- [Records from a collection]
════════════════

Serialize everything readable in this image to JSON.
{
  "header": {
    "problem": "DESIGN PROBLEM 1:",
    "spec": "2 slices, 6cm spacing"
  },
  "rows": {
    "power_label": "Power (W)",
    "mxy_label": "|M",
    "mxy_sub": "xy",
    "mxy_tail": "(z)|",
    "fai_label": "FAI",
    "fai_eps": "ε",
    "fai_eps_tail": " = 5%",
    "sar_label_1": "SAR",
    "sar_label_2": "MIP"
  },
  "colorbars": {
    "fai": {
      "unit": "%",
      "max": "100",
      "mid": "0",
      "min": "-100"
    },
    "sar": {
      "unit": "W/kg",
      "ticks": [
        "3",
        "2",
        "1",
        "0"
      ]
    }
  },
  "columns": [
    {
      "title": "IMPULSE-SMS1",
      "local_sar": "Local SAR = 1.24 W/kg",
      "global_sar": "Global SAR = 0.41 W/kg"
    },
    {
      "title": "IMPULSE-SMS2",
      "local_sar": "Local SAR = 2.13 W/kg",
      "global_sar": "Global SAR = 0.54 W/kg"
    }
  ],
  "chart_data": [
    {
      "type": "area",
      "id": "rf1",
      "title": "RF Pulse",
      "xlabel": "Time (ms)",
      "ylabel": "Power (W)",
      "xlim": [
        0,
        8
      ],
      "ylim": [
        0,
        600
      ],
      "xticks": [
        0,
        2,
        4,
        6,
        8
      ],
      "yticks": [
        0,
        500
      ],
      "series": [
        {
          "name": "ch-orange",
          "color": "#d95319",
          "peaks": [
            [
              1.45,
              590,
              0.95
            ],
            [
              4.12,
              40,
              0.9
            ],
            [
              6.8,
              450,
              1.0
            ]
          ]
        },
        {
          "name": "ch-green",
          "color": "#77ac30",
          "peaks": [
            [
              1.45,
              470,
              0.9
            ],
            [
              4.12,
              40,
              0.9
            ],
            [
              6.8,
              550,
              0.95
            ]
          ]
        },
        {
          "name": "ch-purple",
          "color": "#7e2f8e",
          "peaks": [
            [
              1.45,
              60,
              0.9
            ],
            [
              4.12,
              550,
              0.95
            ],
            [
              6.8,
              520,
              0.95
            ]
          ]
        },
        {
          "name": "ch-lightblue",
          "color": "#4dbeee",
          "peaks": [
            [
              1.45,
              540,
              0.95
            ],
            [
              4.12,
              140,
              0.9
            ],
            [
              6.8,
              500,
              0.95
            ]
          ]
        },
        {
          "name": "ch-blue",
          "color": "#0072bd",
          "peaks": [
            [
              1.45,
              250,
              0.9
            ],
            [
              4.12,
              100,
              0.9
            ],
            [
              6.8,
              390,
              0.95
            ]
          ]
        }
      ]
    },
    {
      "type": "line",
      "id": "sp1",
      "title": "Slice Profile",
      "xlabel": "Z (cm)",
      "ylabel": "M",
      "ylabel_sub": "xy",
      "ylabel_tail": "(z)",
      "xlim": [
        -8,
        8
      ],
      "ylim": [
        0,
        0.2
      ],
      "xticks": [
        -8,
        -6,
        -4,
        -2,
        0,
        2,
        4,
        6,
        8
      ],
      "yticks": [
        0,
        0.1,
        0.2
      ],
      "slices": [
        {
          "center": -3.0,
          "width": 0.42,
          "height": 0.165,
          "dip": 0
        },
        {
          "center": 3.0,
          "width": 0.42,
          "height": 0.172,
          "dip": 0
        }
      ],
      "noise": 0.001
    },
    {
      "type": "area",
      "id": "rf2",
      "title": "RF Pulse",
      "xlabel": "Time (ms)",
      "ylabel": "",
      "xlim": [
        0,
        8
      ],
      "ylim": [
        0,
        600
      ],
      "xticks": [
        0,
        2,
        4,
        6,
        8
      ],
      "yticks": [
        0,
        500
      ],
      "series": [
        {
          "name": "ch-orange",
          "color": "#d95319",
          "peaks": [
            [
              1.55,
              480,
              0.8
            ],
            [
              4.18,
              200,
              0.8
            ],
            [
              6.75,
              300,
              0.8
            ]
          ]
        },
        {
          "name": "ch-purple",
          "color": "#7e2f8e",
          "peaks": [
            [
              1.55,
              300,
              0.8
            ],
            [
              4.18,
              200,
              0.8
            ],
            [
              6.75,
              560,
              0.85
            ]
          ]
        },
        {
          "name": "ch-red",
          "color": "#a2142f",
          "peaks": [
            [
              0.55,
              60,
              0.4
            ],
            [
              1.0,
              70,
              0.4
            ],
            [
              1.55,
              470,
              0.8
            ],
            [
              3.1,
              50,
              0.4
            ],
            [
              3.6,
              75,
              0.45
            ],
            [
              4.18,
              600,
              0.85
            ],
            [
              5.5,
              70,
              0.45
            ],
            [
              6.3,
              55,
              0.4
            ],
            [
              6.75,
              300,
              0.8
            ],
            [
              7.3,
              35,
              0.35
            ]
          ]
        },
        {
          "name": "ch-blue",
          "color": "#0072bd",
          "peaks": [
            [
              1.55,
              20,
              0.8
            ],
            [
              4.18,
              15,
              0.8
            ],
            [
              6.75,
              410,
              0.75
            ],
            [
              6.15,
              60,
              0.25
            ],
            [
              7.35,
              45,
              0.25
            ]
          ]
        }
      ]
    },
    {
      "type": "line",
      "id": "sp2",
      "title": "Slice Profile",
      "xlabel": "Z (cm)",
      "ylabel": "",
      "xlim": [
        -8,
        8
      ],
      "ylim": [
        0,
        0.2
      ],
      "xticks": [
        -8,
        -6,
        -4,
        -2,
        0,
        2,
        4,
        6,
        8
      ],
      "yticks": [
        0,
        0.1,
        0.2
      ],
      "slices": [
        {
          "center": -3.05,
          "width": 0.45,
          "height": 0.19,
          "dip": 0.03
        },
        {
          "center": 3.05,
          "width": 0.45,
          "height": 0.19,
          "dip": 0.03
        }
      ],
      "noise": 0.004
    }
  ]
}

════════════════

- [SHORT EXERCISE]
Isolate the lines above that contain the word "IMPULSE" and copy them.

- [SOLUTION FOR THIS EXERCISE]
      "title": "IMPULSE-SMS1",
      "title": "IMPULSE-SMS2",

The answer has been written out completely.